▶ _To do_
Convert the entries into a numbered list, starting with the first line and ending with the line that contains "svg-text:3.0m²: 3.0m² <box>718", both included. Omit any blank lines.

══ Exercise materials

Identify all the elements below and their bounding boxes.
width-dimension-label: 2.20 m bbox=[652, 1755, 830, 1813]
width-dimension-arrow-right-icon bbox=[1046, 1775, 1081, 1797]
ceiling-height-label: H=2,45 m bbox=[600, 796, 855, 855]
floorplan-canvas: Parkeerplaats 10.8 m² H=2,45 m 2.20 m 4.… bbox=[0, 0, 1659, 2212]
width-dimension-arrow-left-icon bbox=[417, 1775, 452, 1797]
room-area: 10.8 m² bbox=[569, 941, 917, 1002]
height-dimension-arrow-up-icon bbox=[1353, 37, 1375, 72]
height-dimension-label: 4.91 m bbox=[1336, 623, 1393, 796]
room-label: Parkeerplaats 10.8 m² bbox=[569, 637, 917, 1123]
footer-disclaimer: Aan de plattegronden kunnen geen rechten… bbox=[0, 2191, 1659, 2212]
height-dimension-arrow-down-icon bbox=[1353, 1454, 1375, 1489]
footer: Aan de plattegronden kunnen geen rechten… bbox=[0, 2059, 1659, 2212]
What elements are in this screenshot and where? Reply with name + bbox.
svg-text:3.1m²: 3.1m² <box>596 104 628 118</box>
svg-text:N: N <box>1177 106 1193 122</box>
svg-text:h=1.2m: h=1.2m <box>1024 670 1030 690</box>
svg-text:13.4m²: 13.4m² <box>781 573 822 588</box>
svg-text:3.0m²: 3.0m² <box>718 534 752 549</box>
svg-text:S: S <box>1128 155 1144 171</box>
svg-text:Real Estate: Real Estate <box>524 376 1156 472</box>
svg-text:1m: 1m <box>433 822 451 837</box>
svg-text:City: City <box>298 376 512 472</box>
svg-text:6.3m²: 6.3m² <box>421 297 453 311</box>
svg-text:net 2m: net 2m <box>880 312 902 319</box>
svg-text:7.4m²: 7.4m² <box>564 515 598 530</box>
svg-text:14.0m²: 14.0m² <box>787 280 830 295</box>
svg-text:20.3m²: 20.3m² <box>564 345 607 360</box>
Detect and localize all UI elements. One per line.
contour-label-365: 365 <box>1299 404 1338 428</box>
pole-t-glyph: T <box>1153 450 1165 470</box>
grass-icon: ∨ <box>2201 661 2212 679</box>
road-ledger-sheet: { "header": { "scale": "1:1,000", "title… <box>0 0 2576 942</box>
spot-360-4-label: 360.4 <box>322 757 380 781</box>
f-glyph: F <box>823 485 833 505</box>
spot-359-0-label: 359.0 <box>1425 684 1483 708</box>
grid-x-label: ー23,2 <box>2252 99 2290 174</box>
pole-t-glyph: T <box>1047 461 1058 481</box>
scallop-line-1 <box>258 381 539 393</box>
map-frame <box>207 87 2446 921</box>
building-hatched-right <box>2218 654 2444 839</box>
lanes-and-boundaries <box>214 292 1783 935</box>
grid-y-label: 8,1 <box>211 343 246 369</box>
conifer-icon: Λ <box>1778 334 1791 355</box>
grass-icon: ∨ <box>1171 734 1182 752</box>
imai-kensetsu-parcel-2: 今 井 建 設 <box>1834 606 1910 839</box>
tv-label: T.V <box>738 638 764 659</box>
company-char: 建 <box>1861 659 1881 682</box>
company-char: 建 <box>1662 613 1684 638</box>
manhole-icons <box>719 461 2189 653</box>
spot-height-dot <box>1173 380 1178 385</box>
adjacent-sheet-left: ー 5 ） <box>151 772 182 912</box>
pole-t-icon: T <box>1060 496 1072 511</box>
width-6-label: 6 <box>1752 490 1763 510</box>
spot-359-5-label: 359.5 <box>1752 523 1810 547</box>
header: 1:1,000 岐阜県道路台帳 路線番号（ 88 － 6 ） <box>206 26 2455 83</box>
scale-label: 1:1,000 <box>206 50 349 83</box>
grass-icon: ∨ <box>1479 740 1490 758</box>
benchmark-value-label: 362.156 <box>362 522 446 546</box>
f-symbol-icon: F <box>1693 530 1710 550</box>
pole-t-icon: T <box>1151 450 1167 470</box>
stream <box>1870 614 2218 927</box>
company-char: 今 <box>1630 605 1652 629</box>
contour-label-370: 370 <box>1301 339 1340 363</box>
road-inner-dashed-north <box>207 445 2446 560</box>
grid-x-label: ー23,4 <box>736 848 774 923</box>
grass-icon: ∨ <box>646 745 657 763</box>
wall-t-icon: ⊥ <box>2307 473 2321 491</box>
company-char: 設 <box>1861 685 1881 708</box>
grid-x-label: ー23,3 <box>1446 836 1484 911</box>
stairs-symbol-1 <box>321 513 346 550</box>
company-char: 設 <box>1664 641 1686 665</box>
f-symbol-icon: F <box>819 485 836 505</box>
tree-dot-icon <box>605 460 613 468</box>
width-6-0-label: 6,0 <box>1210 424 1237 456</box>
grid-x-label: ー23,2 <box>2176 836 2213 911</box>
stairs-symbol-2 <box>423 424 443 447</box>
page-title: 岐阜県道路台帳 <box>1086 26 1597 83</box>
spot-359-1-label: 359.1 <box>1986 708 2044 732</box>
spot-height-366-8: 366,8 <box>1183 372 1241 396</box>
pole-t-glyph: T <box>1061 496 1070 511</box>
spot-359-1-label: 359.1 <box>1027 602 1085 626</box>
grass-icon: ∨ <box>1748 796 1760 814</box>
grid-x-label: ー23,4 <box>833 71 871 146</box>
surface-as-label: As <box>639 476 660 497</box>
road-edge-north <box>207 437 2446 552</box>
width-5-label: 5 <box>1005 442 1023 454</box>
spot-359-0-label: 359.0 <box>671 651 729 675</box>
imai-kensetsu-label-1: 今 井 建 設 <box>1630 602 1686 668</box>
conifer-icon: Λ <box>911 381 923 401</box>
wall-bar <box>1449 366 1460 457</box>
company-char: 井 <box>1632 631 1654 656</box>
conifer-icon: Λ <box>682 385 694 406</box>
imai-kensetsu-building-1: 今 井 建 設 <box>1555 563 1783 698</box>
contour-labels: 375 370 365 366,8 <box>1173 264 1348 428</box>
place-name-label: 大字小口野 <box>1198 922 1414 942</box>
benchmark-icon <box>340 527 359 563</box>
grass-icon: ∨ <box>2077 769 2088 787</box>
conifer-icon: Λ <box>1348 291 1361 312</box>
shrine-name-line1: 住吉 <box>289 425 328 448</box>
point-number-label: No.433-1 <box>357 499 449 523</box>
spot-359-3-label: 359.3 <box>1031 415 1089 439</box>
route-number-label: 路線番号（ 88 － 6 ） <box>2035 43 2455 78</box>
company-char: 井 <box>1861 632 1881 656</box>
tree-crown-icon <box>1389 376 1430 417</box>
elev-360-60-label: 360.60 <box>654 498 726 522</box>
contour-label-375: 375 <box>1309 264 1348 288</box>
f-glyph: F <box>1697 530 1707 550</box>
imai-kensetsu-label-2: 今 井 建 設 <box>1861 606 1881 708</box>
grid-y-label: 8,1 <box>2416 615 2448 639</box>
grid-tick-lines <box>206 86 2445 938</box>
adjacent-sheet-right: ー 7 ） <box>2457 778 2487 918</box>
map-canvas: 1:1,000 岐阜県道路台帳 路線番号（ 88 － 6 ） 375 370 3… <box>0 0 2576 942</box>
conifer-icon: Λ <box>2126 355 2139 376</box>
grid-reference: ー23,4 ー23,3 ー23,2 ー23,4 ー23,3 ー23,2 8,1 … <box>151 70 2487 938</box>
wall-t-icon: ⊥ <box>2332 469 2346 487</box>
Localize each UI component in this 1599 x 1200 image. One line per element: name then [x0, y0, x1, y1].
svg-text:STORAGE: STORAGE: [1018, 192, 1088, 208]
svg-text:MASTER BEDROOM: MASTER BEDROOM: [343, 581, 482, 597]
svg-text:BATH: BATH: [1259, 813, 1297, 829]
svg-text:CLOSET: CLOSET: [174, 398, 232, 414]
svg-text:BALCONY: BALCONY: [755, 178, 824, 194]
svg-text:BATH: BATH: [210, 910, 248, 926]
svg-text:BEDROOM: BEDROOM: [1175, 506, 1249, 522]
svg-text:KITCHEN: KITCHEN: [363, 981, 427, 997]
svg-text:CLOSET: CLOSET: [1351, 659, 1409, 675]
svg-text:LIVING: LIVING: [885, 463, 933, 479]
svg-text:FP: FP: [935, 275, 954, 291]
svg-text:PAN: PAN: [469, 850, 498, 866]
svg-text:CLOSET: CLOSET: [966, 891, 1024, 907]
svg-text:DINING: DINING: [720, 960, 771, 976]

════

▶ _Result for this task_
1. Identify all the elements below and their bounding boxes.
2. width-dimension-label: 2.20 m bbox=[652, 1755, 830, 1813]
3. width-dimension-arrow-right-icon bbox=[1046, 1775, 1081, 1797]
4. ceiling-height-label: H=2,45 m bbox=[600, 796, 855, 855]
5. floorplan-canvas: Parkeerplaats 10.8 m² H=2,45 m 2.20 m 4.… bbox=[0, 0, 1659, 2212]
6. width-dimension-arrow-left-icon bbox=[417, 1775, 452, 1797]
7. room-area: 10.8 m² bbox=[569, 941, 917, 1002]
8. height-dimension-arrow-up-icon bbox=[1353, 37, 1375, 72]
9. height-dimension-label: 4.91 m bbox=[1336, 623, 1393, 796]
10. room-label: Parkeerplaats 10.8 m² bbox=[569, 637, 917, 1123]
11. footer-disclaimer: Aan de plattegronden kunnen geen rechten… bbox=[0, 2191, 1659, 2212]
12. height-dimension-arrow-down-icon bbox=[1353, 1454, 1375, 1489]
13. footer: Aan de plattegronden kunnen geen rechten… bbox=[0, 2059, 1659, 2212]
14. What elements are in this screenshot and where? Reply with name + bbox.
15. svg-text:3.1m²: 3.1m² <box>596 104 628 118</box>
16. svg-text:N: N <box>1177 106 1193 122</box>
17. svg-text:h=1.2m: h=1.2m <box>1024 670 1030 690</box>
18. svg-text:13.4m²: 13.4m² <box>781 573 822 588</box>
19. svg-text:3.0m²: 3.0m² <box>718 534 752 549</box>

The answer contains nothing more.